Take each line of the entries below that contains "Positive" and copy it.
%%
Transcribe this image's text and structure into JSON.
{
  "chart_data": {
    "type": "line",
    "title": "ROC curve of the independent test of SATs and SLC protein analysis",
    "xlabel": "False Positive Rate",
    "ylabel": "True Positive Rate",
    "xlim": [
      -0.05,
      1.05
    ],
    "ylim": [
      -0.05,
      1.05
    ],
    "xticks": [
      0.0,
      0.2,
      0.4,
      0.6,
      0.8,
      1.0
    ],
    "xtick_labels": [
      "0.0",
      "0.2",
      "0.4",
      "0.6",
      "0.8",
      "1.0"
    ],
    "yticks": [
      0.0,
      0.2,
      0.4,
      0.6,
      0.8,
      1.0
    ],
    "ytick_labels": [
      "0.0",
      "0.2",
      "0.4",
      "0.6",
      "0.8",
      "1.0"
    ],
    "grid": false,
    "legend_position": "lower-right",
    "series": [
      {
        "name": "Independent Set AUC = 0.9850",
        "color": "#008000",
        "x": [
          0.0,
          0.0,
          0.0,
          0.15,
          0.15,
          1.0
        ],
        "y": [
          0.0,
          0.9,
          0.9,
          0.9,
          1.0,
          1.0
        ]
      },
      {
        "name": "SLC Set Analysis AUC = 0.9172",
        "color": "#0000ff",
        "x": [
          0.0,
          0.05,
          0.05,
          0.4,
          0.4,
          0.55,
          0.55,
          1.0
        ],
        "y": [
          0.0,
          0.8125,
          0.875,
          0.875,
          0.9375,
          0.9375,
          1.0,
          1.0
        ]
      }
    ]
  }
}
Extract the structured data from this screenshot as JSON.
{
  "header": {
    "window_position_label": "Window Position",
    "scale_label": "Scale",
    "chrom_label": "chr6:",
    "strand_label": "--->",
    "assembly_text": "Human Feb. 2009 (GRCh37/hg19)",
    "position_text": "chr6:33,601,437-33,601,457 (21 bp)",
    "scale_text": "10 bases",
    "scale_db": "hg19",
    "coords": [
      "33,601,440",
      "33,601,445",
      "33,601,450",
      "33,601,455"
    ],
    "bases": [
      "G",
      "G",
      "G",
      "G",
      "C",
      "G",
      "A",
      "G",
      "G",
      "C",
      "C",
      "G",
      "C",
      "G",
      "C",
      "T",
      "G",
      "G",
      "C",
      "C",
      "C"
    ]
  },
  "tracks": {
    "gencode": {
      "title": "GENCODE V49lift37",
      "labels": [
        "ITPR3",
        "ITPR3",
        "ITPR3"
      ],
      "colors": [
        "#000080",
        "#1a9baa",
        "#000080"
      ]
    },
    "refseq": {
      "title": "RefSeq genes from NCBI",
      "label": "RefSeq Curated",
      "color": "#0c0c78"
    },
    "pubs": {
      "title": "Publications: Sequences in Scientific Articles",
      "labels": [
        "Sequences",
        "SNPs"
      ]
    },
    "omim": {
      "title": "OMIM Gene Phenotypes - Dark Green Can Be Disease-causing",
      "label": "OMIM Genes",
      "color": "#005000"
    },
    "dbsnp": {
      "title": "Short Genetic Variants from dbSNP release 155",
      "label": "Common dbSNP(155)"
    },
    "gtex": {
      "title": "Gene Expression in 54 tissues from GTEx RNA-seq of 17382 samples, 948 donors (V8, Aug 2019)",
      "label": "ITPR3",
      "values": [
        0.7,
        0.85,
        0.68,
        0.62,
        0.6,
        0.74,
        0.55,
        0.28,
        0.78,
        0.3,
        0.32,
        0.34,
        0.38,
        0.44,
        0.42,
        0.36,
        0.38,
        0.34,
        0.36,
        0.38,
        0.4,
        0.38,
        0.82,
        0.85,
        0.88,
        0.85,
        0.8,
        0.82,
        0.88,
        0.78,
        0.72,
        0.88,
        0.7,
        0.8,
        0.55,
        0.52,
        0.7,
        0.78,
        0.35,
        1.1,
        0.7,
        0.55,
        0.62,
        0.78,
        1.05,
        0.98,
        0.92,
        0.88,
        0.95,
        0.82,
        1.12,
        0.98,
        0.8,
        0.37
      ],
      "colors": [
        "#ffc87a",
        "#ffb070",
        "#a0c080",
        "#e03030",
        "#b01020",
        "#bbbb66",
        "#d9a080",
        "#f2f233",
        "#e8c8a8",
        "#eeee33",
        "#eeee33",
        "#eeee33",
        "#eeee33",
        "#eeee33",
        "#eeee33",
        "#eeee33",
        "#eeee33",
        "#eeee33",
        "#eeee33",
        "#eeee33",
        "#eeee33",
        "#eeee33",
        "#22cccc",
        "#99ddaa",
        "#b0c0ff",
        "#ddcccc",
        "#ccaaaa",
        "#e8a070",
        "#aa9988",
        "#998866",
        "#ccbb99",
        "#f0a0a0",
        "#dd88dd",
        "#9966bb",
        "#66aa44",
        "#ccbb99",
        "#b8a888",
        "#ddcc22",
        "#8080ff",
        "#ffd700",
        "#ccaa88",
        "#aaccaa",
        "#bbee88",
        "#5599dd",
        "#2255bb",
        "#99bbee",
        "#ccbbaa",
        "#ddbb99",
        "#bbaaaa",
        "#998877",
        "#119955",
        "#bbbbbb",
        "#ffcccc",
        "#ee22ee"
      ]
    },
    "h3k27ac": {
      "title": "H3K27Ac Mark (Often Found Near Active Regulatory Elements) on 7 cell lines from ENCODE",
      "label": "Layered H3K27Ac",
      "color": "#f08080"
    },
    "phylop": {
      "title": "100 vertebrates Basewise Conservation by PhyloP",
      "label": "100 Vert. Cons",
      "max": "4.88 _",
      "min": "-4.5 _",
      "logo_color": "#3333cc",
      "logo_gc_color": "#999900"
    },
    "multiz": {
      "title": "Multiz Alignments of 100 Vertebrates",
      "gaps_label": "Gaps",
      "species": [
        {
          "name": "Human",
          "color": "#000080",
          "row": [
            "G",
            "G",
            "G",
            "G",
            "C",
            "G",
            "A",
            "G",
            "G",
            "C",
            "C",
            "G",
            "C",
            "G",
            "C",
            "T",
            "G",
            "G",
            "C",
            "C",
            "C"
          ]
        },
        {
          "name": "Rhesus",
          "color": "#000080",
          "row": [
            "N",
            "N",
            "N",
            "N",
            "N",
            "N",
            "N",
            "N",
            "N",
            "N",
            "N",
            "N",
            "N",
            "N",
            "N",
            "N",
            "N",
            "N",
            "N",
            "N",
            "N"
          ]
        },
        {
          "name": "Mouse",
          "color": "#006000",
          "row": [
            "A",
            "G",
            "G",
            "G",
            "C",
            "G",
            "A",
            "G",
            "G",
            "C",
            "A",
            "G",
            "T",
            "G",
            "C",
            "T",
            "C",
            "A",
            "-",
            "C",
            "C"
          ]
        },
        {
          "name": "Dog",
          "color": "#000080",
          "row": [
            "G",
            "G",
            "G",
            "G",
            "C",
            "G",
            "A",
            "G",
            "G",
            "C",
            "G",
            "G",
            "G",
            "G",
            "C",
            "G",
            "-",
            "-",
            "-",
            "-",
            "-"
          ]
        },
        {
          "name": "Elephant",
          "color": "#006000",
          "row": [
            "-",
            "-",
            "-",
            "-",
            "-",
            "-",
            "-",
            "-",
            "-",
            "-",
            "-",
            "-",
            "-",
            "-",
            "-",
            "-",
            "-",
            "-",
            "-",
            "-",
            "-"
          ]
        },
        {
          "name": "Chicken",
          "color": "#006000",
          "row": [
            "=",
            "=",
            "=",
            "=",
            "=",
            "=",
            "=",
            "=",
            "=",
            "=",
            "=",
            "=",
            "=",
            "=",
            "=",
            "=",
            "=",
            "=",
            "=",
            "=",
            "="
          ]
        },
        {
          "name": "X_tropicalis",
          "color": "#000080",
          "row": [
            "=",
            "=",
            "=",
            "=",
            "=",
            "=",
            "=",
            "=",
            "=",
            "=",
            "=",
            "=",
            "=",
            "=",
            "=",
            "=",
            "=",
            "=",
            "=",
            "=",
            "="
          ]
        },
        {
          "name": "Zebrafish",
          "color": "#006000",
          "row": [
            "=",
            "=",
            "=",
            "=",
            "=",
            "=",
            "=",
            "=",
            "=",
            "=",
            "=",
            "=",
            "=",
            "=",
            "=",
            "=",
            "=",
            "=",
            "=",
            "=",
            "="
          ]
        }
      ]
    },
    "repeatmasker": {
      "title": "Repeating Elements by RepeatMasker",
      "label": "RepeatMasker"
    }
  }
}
%%
**Solution for this problem**.
    "xlabel": "False Positive Rate",
    "ylabel": "True Positive Rate",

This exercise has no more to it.